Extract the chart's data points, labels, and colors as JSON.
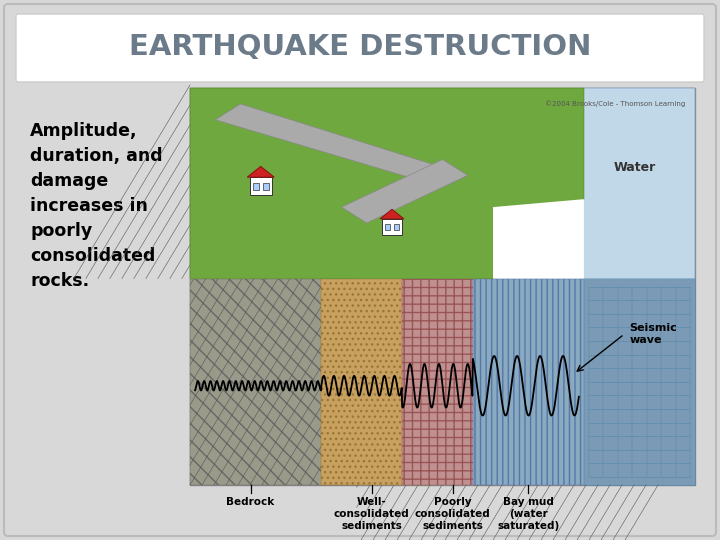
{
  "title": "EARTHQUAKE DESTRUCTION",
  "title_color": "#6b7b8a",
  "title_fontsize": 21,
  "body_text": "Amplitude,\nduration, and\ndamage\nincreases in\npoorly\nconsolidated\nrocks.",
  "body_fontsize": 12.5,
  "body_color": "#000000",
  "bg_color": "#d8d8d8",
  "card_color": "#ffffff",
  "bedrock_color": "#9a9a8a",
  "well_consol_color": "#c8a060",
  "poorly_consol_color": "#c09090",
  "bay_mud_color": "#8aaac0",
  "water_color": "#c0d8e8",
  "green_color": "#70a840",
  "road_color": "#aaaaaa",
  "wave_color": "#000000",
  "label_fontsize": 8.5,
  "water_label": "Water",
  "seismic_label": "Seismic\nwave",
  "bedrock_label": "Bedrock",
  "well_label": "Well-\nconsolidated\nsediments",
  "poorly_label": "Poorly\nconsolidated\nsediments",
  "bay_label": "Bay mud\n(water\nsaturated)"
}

[Task prompt] Transcribe all entries above exactly. Drop the pictures.

[Solution for this exercise]
Extract the chart's data points, labels, and colors as JSON.
{
  "title": "EARTHQUAKE DESTRUCTION",
  "title_color": "#6b7b8a",
  "title_fontsize": 21,
  "body_text": "Amplitude,\nduration, and\ndamage\nincreases in\npoorly\nconsolidated\nrocks.",
  "body_fontsize": 12.5,
  "body_color": "#000000",
  "bg_color": "#d8d8d8",
  "card_color": "#ffffff",
  "bedrock_color": "#9a9a8a",
  "well_consol_color": "#c8a060",
  "poorly_consol_color": "#c09090",
  "bay_mud_color": "#8aaac0",
  "water_color": "#c0d8e8",
  "green_color": "#70a840",
  "road_color": "#aaaaaa",
  "wave_color": "#000000",
  "label_fontsize": 8.5,
  "water_label": "Water",
  "seismic_label": "Seismic\nwave",
  "bedrock_label": "Bedrock",
  "well_label": "Well-\nconsolidated\nsediments",
  "poorly_label": "Poorly\nconsolidated\nsediments",
  "bay_label": "Bay mud\n(water\nsaturated)"
}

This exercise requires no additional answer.